- _Task instructions_
- A) In the news excerpt about Trump's interview with the Milwaukee Journal Sentinel, by what margin did Joe Biden win Wisconsin in 2020?
- B) Extend the news excerpt about Trump's Milwaukee Journal Sentinel interview, beginning after its final sentence.

In an interview with Wisconsin’s Milwaukee Journal Sentinel Trump appeared to dance around the issue, declaring he would only accept the official results “if everything’s honest.”

“If everything’s honest, I’d gladly accept the results,” Trump told the paper’s Alison Dirr and Molly Beck in an interview Wednesday. “If it’s not, you have to fight for the right of the country.”

“But if everything’s honest, which we anticipate it will be — a lot of changes have been made over the last few years — but if everything’s honest, I will absolutely accept the results,” he said.

The Journal Sentinel reports Trump “offered similar conditions when asked the same question by news outlets in 2016 and 2020.”

READ MORE: ‘No Place for Antisemitism’: Biden Denounces Violent Campus Protests, Hate Speech and Racism

“I’d be doing a disservice to the country if I said otherwise,” he said.

In that interview Trump once again falsely claimed he won Wisconsin in 2020, a state President Joe Biden actually won by more than 20,000 votes.

“If you go back and look at all of the things that had been found out, it showed that I won the election in Wisconsin,” Trump told the newspaper. “It also showed I won the election in other locations.”

Trump’s “Big Lie,” that the 2020 election was “rigged” against him, along with his support for the January 6, 2021 insurrection, have been central to his 2024 campaign.

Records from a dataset
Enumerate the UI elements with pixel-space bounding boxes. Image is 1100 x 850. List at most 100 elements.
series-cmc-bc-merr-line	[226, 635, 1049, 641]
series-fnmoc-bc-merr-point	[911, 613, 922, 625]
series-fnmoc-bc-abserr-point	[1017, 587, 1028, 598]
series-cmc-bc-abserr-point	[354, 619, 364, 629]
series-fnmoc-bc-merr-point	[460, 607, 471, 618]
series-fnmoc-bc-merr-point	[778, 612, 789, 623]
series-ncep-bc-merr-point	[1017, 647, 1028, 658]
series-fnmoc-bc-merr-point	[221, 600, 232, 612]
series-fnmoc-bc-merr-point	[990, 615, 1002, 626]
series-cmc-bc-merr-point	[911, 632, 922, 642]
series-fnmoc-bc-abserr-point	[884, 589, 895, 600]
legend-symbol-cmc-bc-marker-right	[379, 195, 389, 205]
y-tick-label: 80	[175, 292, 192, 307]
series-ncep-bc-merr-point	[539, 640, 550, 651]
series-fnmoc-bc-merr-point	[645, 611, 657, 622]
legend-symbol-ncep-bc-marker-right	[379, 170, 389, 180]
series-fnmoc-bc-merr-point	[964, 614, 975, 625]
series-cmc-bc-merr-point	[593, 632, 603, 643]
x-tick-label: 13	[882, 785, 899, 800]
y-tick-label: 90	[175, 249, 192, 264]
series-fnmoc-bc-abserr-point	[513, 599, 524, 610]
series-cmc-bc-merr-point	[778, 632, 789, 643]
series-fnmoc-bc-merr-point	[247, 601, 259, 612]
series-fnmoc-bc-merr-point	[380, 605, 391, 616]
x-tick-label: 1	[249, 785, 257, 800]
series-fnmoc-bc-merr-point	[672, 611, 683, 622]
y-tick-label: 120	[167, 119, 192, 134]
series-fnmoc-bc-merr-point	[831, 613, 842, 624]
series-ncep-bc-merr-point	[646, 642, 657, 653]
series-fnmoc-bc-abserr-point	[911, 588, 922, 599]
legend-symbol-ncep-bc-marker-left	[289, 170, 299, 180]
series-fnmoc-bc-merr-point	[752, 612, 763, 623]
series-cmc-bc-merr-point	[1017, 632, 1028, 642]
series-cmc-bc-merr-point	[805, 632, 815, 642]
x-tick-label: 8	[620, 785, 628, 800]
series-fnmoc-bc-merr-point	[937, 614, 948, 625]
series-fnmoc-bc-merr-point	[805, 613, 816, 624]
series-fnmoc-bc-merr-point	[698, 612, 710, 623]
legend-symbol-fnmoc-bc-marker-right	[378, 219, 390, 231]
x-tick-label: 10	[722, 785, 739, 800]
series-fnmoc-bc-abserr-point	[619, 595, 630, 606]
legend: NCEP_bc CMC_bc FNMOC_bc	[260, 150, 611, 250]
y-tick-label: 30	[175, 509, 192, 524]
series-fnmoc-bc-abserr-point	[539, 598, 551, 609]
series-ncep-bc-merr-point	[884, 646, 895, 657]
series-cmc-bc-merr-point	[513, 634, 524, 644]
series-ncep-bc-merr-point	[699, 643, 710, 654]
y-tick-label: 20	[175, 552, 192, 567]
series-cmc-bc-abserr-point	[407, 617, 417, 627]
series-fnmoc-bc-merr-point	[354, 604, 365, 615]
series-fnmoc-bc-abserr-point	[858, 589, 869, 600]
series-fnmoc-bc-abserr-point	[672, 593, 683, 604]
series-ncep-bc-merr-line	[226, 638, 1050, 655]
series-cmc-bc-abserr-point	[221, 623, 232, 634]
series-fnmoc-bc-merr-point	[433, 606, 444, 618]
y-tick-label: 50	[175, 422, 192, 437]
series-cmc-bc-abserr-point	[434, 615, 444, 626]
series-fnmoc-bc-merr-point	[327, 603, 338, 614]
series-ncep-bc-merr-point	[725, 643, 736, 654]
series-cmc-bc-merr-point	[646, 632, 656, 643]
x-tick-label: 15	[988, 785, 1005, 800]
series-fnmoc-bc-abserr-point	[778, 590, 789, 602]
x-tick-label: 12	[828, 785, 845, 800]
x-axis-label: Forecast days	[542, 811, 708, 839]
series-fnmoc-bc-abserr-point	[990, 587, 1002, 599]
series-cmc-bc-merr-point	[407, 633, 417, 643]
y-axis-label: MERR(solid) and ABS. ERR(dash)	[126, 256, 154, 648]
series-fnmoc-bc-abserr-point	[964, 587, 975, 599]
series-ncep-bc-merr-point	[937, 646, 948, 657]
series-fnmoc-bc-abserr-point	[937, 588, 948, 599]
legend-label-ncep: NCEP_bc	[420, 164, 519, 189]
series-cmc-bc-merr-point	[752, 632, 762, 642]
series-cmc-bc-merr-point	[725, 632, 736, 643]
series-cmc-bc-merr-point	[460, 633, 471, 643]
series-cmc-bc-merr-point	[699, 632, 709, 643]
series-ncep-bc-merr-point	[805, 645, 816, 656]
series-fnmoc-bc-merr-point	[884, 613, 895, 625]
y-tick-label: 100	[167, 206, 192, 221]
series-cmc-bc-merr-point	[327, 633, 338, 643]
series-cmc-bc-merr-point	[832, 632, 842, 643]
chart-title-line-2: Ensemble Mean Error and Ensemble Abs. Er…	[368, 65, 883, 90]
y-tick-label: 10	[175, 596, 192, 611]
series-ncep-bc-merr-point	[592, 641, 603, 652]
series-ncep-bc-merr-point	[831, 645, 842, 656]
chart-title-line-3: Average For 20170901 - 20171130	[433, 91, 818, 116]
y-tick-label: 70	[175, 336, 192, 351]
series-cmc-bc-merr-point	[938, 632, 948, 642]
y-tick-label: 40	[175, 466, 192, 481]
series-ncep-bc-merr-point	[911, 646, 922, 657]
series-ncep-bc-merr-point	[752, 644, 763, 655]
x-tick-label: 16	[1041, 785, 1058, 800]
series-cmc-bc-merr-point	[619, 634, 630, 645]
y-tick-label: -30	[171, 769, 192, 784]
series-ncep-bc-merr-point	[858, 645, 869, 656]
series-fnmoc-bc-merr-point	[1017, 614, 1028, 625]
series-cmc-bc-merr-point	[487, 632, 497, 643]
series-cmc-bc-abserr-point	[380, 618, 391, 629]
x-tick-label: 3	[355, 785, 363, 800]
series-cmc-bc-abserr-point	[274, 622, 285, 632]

- _Task results_
- A) By more than 20,000 votes.

- B)
“Trump’s refusal to accept the results of the last presidential election in Wisconsin and his new comments placing conditions on when he would accept the results of the next election come as Republicans are seeking to persuade GOP voters to restore their trust in the state’s system of elections and embrace absentee voting,” the Journal Sentinel reported. “There’s no evidence to support that Wisconsin’s election was tainted by cheating or fraud in 2020. The results have been confirmed by recounts in Dane and Milwaukee counties that Trump paid for, court rulings, a nonpartisan state audit and a study by the conservative legal firm Wisconsin Institute of Law & Liberty, among other analyses.”

READ MORE: Noem Insists 14 Month Old Dog She Shot Was ‘Not a Puppy’ Sparking New Backlash

In October of 2016, weeks before Election Day, during the final presidential debate, Trump was asked if he would make the commitment “that you will absolutely accept the results of this election?”

“I will look at it at the time,” Trump replied. “I’m not looking at anything now, I’ll look at it at the time.”

He then went on to sow doubt about the credibility of the election.

Trump’s refusal to accept election results stretches back more than a decade, even before he ran for president.

After he refused to accept his loss in 2020, ABC News reported “Trump has longstanding history of calling elections ‘rigged’ if he doesn’t like the results.”

“On election night in 2012, when President Barack Obama was reelected, Trump said that the election was a ‘total sham’ and a ‘travesty,’ while also making the claim that the United States is ‘not a democracy’ after Obama secured his victory.

“We can’t let this happen. We should march on Washington and stop this travesty. Our nation is totally divided!” Trump wrote on Twitter

One month later, in December of 2012, Trump tweeted, “The electoral college is a disaster for a democracy.” Ironically, four years later he became president after losing the popular vote to Hillary Clinton, but winning the Electoral College.

Watch the video above or at this link.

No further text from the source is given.